Extract the records below word for word and ignore the images.

- - - - -

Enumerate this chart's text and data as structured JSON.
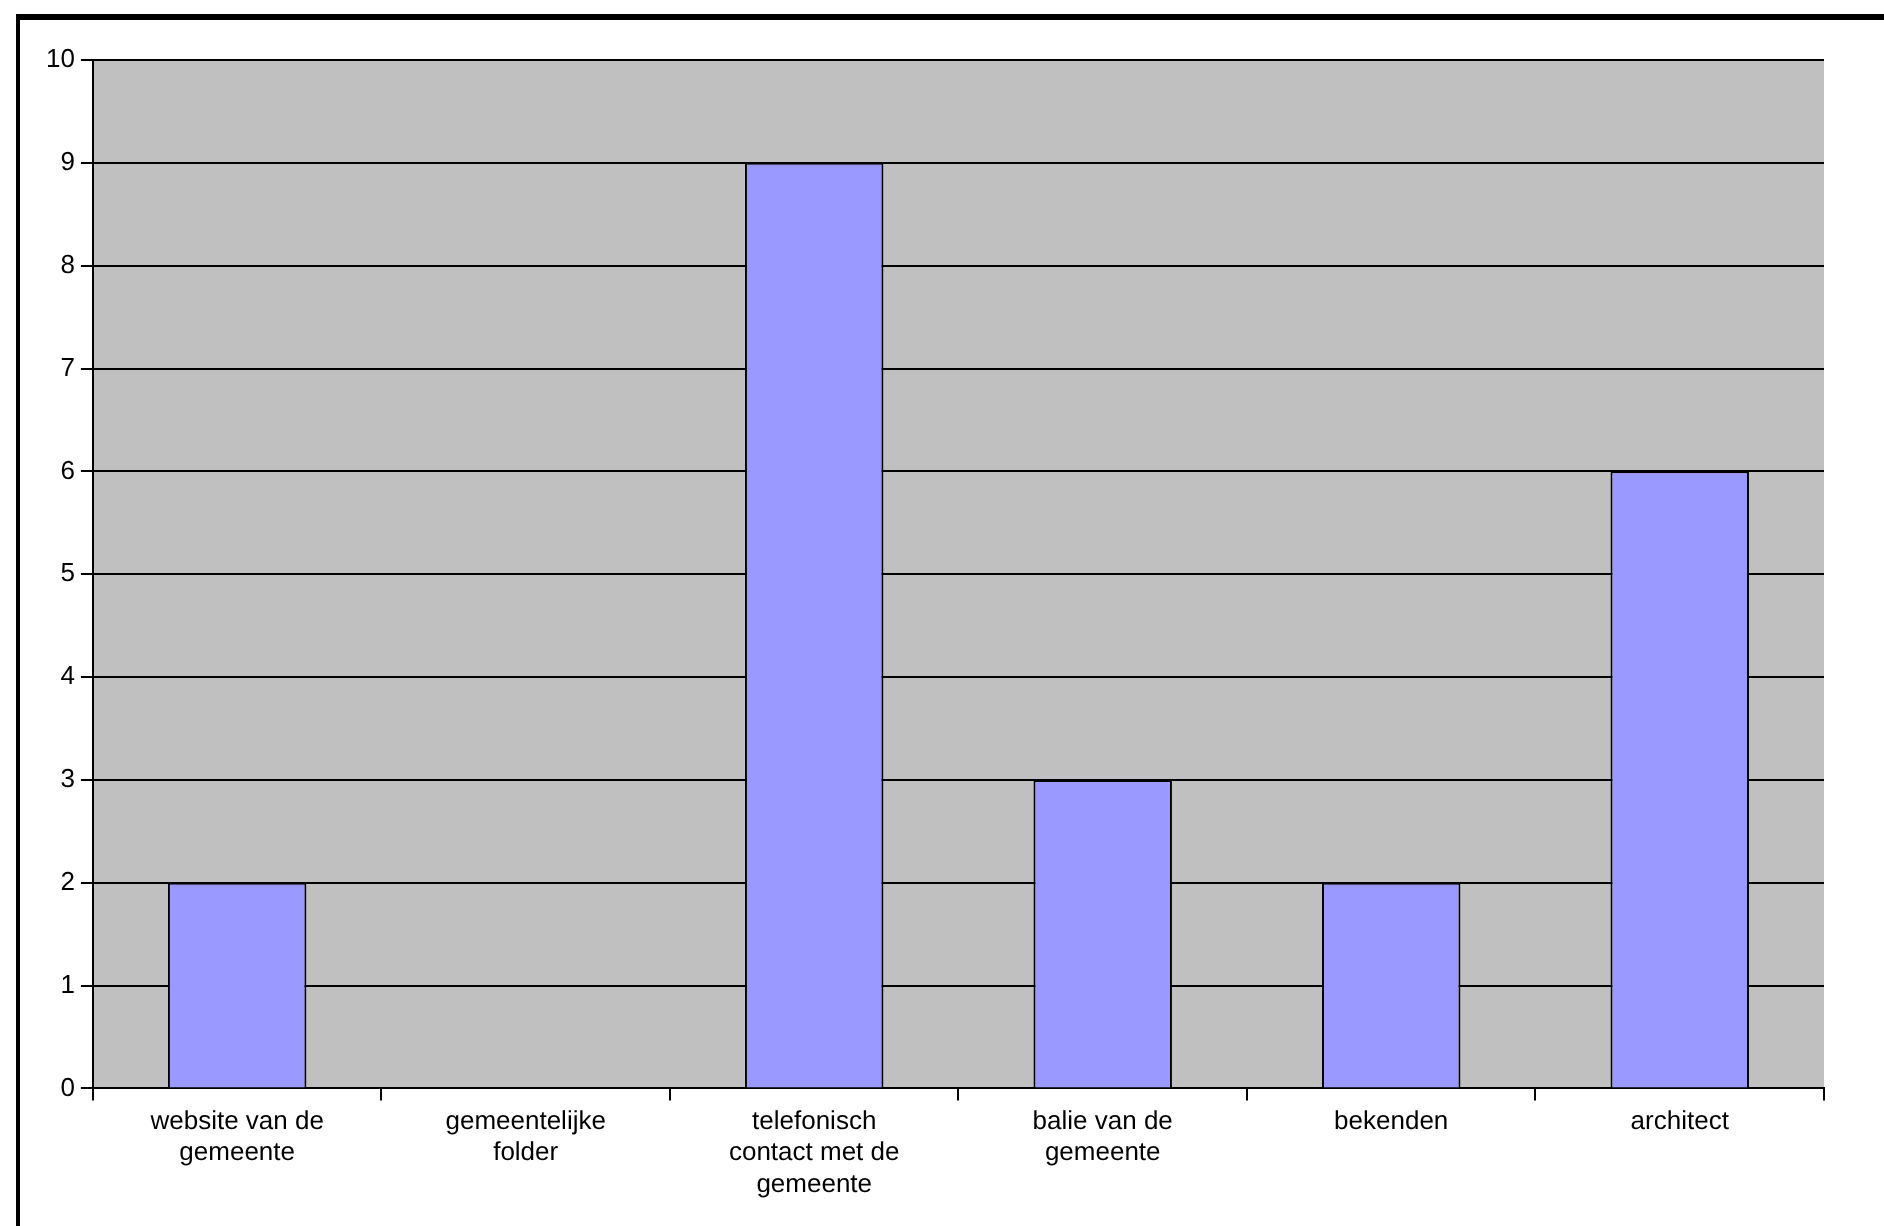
{
  "chart_data": {
    "type": "bar",
    "categories": [
      "website van de gemeente",
      "gemeentelijke folder",
      "telefonisch contact met de gemeente",
      "balie van de gemeente",
      "bekenden",
      "architect"
    ],
    "values": [
      2,
      0,
      9,
      3,
      2,
      6
    ],
    "color": "#9999ff",
    "ylim": [
      0,
      10
    ],
    "yticks": [
      0,
      1,
      2,
      3,
      4,
      5,
      6,
      7,
      8,
      9,
      10
    ],
    "grid": "y",
    "legend": false
  }
}
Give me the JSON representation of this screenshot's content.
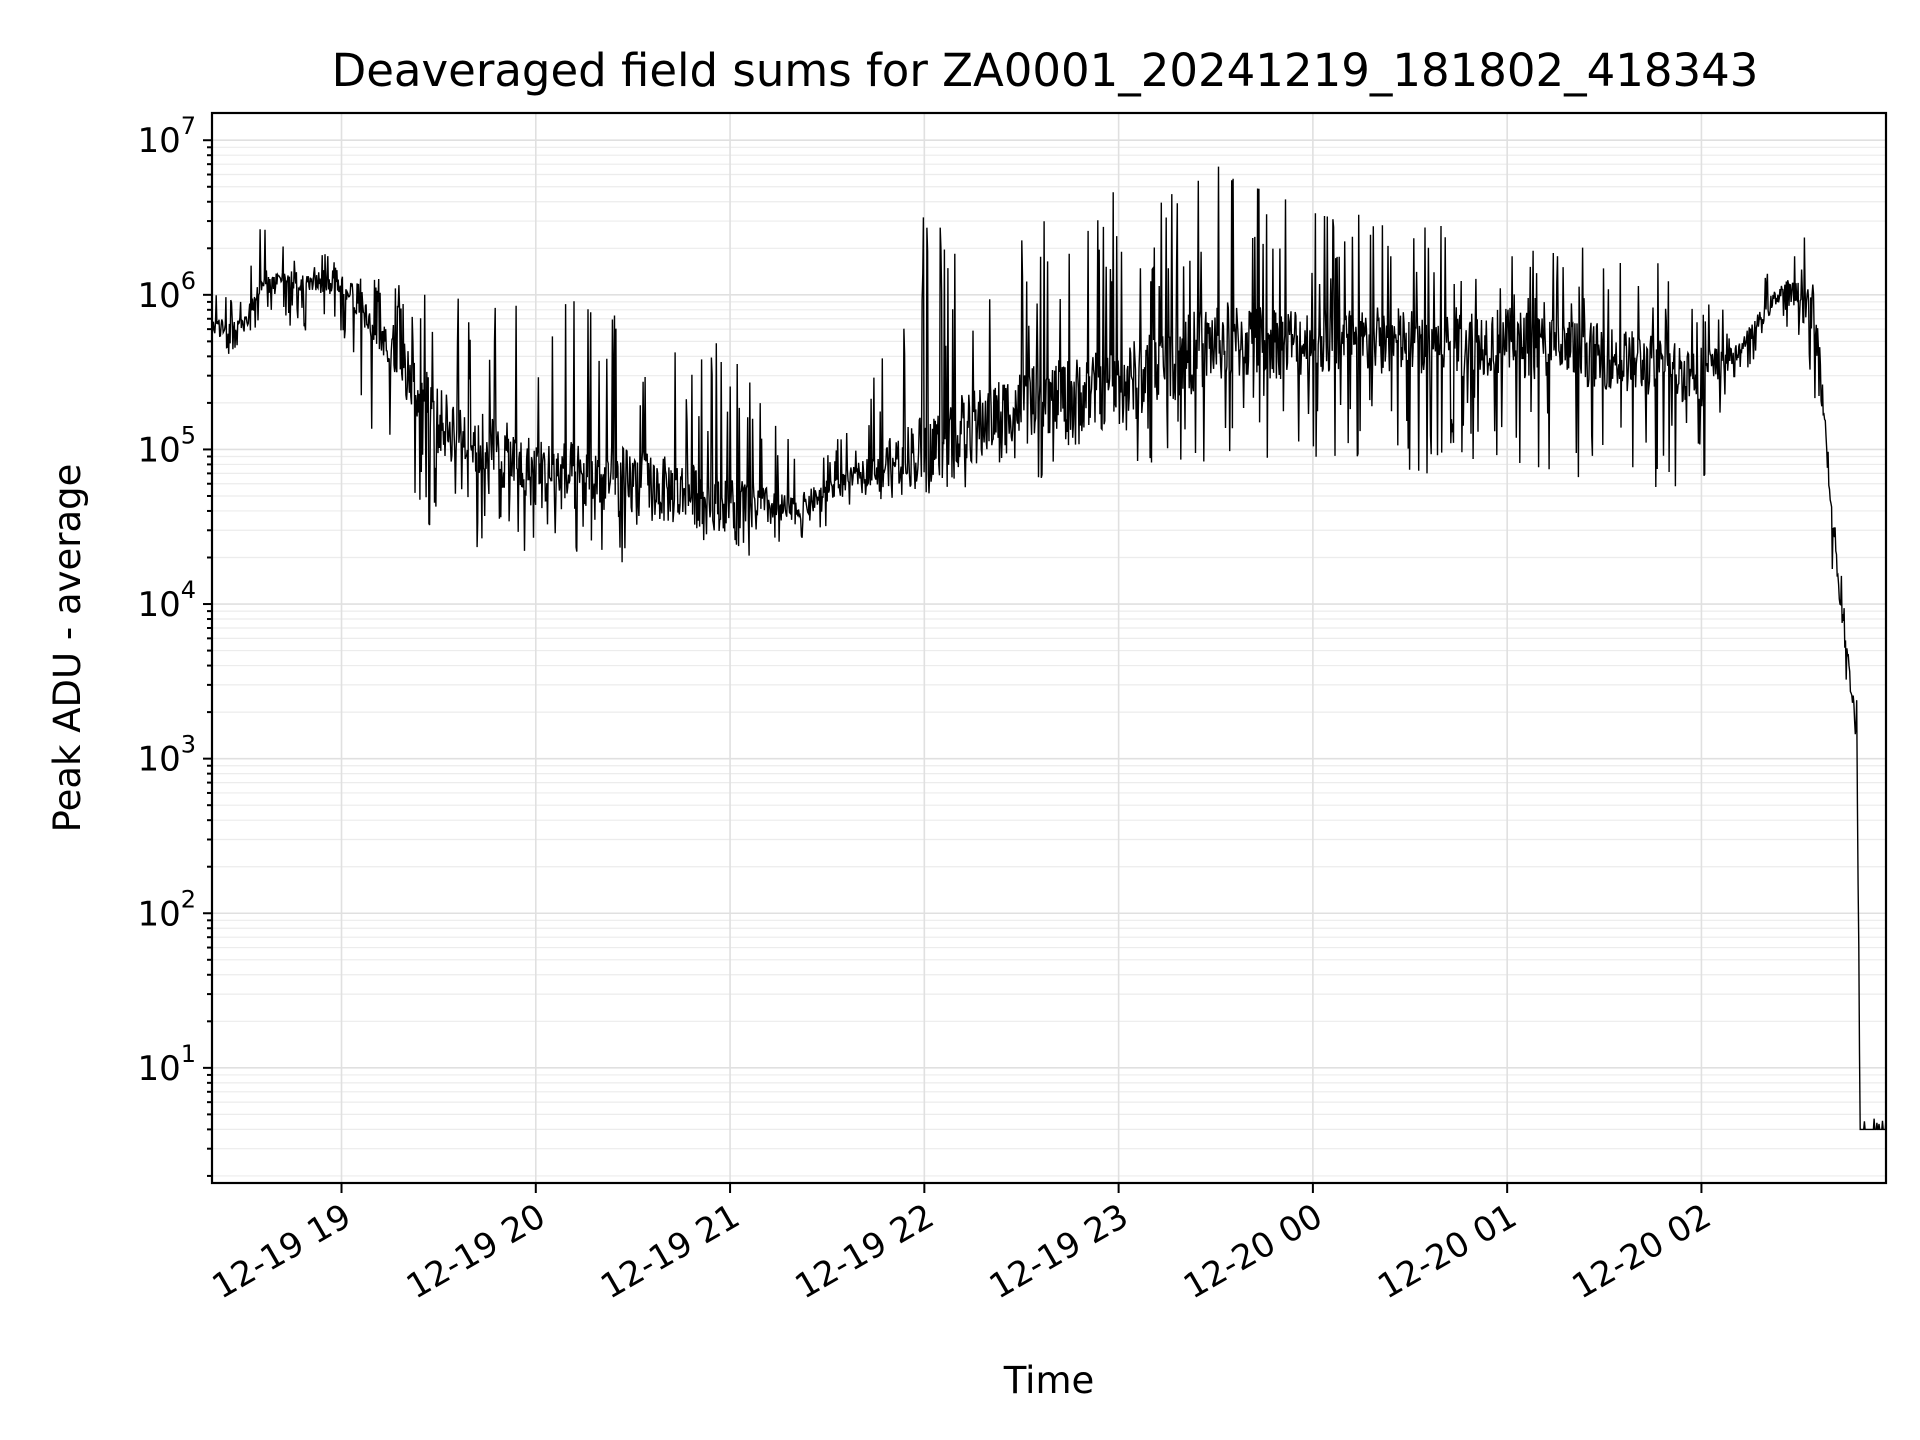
{
  "chart_data": {
    "type": "line",
    "title": "Deaveraged field sums for ZA0001_20241219_181802_418343",
    "xlabel": "Time",
    "ylabel": "Peak ADU - average",
    "yscale": "log",
    "xlim": [
      "2024-12-19 18:20",
      "2024-12-20 02:57"
    ],
    "ylim": [
      1.8,
      15000000
    ],
    "grid": true,
    "line_color": "#000000",
    "x_ticks": [
      {
        "value": "2024-12-19 19:00",
        "label": "12-19 19"
      },
      {
        "value": "2024-12-19 20:00",
        "label": "12-19 20"
      },
      {
        "value": "2024-12-19 21:00",
        "label": "12-19 21"
      },
      {
        "value": "2024-12-19 22:00",
        "label": "12-19 22"
      },
      {
        "value": "2024-12-19 23:00",
        "label": "12-19 23"
      },
      {
        "value": "2024-12-20 00:00",
        "label": "12-20 00"
      },
      {
        "value": "2024-12-20 01:00",
        "label": "12-20 01"
      },
      {
        "value": "2024-12-20 02:00",
        "label": "12-20 02"
      }
    ],
    "y_ticks": [
      {
        "value": 10,
        "base": "10",
        "exp": "1"
      },
      {
        "value": 100,
        "base": "10",
        "exp": "2"
      },
      {
        "value": 1000,
        "base": "10",
        "exp": "3"
      },
      {
        "value": 10000,
        "base": "10",
        "exp": "4"
      },
      {
        "value": 100000,
        "base": "10",
        "exp": "5"
      },
      {
        "value": 1000000,
        "base": "10",
        "exp": "6"
      },
      {
        "value": 10000000,
        "base": "10",
        "exp": "7"
      }
    ],
    "series_envelope": [
      {
        "time": "2024-12-19 18:20",
        "typical": 600000,
        "low": 400000,
        "high": 1000000
      },
      {
        "time": "2024-12-19 18:30",
        "typical": 650000,
        "low": 400000,
        "high": 1000000
      },
      {
        "time": "2024-12-19 18:35",
        "typical": 1200000,
        "low": 700000,
        "high": 3000000
      },
      {
        "time": "2024-12-19 18:45",
        "typical": 1200000,
        "low": 600000,
        "high": 2000000
      },
      {
        "time": "2024-12-19 19:00",
        "typical": 1200000,
        "low": 500000,
        "high": 1800000
      },
      {
        "time": "2024-12-19 19:10",
        "typical": 700000,
        "low": 100000,
        "high": 1300000
      },
      {
        "time": "2024-12-19 19:30",
        "typical": 150000,
        "low": 25000,
        "high": 1000000
      },
      {
        "time": "2024-12-19 20:00",
        "typical": 70000,
        "low": 20000,
        "high": 1000000
      },
      {
        "time": "2024-12-19 20:30",
        "typical": 60000,
        "low": 18000,
        "high": 900000
      },
      {
        "time": "2024-12-19 21:00",
        "typical": 45000,
        "low": 20000,
        "high": 500000
      },
      {
        "time": "2024-12-19 21:20",
        "typical": 40000,
        "low": 22000,
        "high": 100000
      },
      {
        "time": "2024-12-19 21:40",
        "typical": 70000,
        "low": 45000,
        "high": 150000
      },
      {
        "time": "2024-12-19 22:00",
        "typical": 100000,
        "low": 50000,
        "high": 3500000
      },
      {
        "time": "2024-12-19 22:30",
        "typical": 200000,
        "low": 60000,
        "high": 2500000
      },
      {
        "time": "2024-12-19 23:00",
        "typical": 250000,
        "low": 70000,
        "high": 6000000
      },
      {
        "time": "2024-12-19 23:30",
        "typical": 500000,
        "low": 80000,
        "high": 7000000
      },
      {
        "time": "2024-12-20 00:00",
        "typical": 500000,
        "low": 80000,
        "high": 4000000
      },
      {
        "time": "2024-12-20 00:30",
        "typical": 500000,
        "low": 70000,
        "high": 3000000
      },
      {
        "time": "2024-12-20 01:00",
        "typical": 500000,
        "low": 60000,
        "high": 2500000
      },
      {
        "time": "2024-12-20 01:30",
        "typical": 400000,
        "low": 60000,
        "high": 2000000
      },
      {
        "time": "2024-12-20 02:00",
        "typical": 300000,
        "low": 50000,
        "high": 1500000
      },
      {
        "time": "2024-12-20 02:10",
        "typical": 400000,
        "low": 250000,
        "high": 600000
      },
      {
        "time": "2024-12-20 02:25",
        "typical": 1100000,
        "low": 700000,
        "high": 2000000
      },
      {
        "time": "2024-12-20 02:35",
        "typical": 800000,
        "low": 200000,
        "high": 3500000
      },
      {
        "time": "2024-12-20 02:40",
        "typical": 50000,
        "low": 20000,
        "high": 100000
      },
      {
        "time": "2024-12-20 02:43",
        "typical": 10000,
        "low": 4000,
        "high": 20000
      },
      {
        "time": "2024-12-20 02:48",
        "typical": 1500,
        "low": 1000,
        "high": 3000
      },
      {
        "time": "2024-12-20 02:49",
        "typical": 4,
        "low": 3.8,
        "high": 5
      },
      {
        "time": "2024-12-20 02:57",
        "typical": 4,
        "low": 3.8,
        "high": 5
      }
    ]
  }
}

- - - - -

■ RESULT
Enumerate this chart's text and data as structured JSON.
{
  "chart_data": {
    "type": "bar",
    "categories": [
      "website van de gemeente",
      "gemeentelijke folder",
      "telefonisch contact met de gemeente",
      "balie van de gemeente",
      "bekenden",
      "architect"
    ],
    "values": [
      2,
      0,
      9,
      3,
      2,
      6
    ],
    "color": "#9999ff",
    "ylim": [
      0,
      10
    ],
    "yticks": [
      0,
      1,
      2,
      3,
      4,
      5,
      6,
      7,
      8,
      9,
      10
    ],
    "grid": "y",
    "legend": false
  }
}
Give me the JSON representation of this screenshot's content.
{
  "chart_data": {
    "type": "line",
    "title": "Deaveraged field sums for ZA0001_20241219_181802_418343",
    "xlabel": "Time",
    "ylabel": "Peak ADU - average",
    "yscale": "log",
    "xlim": [
      "2024-12-19 18:20",
      "2024-12-20 02:57"
    ],
    "ylim": [
      1.8,
      15000000
    ],
    "grid": true,
    "line_color": "#000000",
    "x_ticks": [
      {
        "value": "2024-12-19 19:00",
        "label": "12-19 19"
      },
      {
        "value": "2024-12-19 20:00",
        "label": "12-19 20"
      },
      {
        "value": "2024-12-19 21:00",
        "label": "12-19 21"
      },
      {
        "value": "2024-12-19 22:00",
        "label": "12-19 22"
      },
      {
        "value": "2024-12-19 23:00",
        "label": "12-19 23"
      },
      {
        "value": "2024-12-20 00:00",
        "label": "12-20 00"
      },
      {
        "value": "2024-12-20 01:00",
        "label": "12-20 01"
      },
      {
        "value": "2024-12-20 02:00",
        "label": "12-20 02"
      }
    ],
    "y_ticks": [
      {
        "value": 10,
        "base": "10",
        "exp": "1"
      },
      {
        "value": 100,
        "base": "10",
        "exp": "2"
      },
      {
        "value": 1000,
        "base": "10",
        "exp": "3"
      },
      {
        "value": 10000,
        "base": "10",
        "exp": "4"
      },
      {
        "value": 100000,
        "base": "10",
        "exp": "5"
      },
      {
        "value": 1000000,
        "base": "10",
        "exp": "6"
      },
      {
        "value": 10000000,
        "base": "10",
        "exp": "7"
      }
    ],
    "series_envelope": [
      {
        "time": "2024-12-19 18:20",
        "typical": 600000,
        "low": 400000,
        "high": 1000000
      },
      {
        "time": "2024-12-19 18:30",
        "typical": 650000,
        "low": 400000,
        "high": 1000000
      },
      {
        "time": "2024-12-19 18:35",
        "typical": 1200000,
        "low": 700000,
        "high": 3000000
      },
      {
        "time": "2024-12-19 18:45",
        "typical": 1200000,
        "low": 600000,
        "high": 2000000
      },
      {
        "time": "2024-12-19 19:00",
        "typical": 1200000,
        "low": 500000,
        "high": 1800000
      },
      {
        "time": "2024-12-19 19:10",
        "typical": 700000,
        "low": 100000,
        "high": 1300000
      },
      {
        "time": "2024-12-19 19:30",
        "typical": 150000,
        "low": 25000,
        "high": 1000000
      },
      {
        "time": "2024-12-19 20:00",
        "typical": 70000,
        "low": 20000,
        "high": 1000000
      },
      {
        "time": "2024-12-19 20:30",
        "typical": 60000,
        "low": 18000,
        "high": 900000
      },
      {
        "time": "2024-12-19 21:00",
        "typical": 45000,
        "low": 20000,
        "high": 500000
      },
      {
        "time": "2024-12-19 21:20",
        "typical": 40000,
        "low": 22000,
        "high": 100000
      },
      {
        "time": "2024-12-19 21:40",
        "typical": 70000,
        "low": 45000,
        "high": 150000
      },
      {
        "time": "2024-12-19 22:00",
        "typical": 100000,
        "low": 50000,
        "high": 3500000
      },
      {
        "time": "2024-12-19 22:30",
        "typical": 200000,
        "low": 60000,
        "high": 2500000
      },
      {
        "time": "2024-12-19 23:00",
        "typical": 250000,
        "low": 70000,
        "high": 6000000
      },
      {
        "time": "2024-12-19 23:30",
        "typical": 500000,
        "low": 80000,
        "high": 7000000
      },
      {
        "time": "2024-12-20 00:00",
        "typical": 500000,
        "low": 80000,
        "high": 4000000
      },
      {
        "time": "2024-12-20 00:30",
        "typical": 500000,
        "low": 70000,
        "high": 3000000
      },
      {
        "time": "2024-12-20 01:00",
        "typical": 500000,
        "low": 60000,
        "high": 2500000
      },
      {
        "time": "2024-12-20 01:30",
        "typical": 400000,
        "low": 60000,
        "high": 2000000
      },
      {
        "time": "2024-12-20 02:00",
        "typical": 300000,
        "low": 50000,
        "high": 1500000
      },
      {
        "time": "2024-12-20 02:10",
        "typical": 400000,
        "low": 250000,
        "high": 600000
      },
      {
        "time": "2024-12-20 02:25",
        "typical": 1100000,
        "low": 700000,
        "high": 2000000
      },
      {
        "time": "2024-12-20 02:35",
        "typical": 800000,
        "low": 200000,
        "high": 3500000
      },
      {
        "time": "2024-12-20 02:40",
        "typical": 50000,
        "low": 20000,
        "high": 100000
      },
      {
        "time": "2024-12-20 02:43",
        "typical": 10000,
        "low": 4000,
        "high": 20000
      },
      {
        "time": "2024-12-20 02:48",
        "typical": 1500,
        "low": 1000,
        "high": 3000
      },
      {
        "time": "2024-12-20 02:49",
        "typical": 4,
        "low": 3.8,
        "high": 5
      },
      {
        "time": "2024-12-20 02:57",
        "typical": 4,
        "low": 3.8,
        "high": 5
      }
    ]
  }
}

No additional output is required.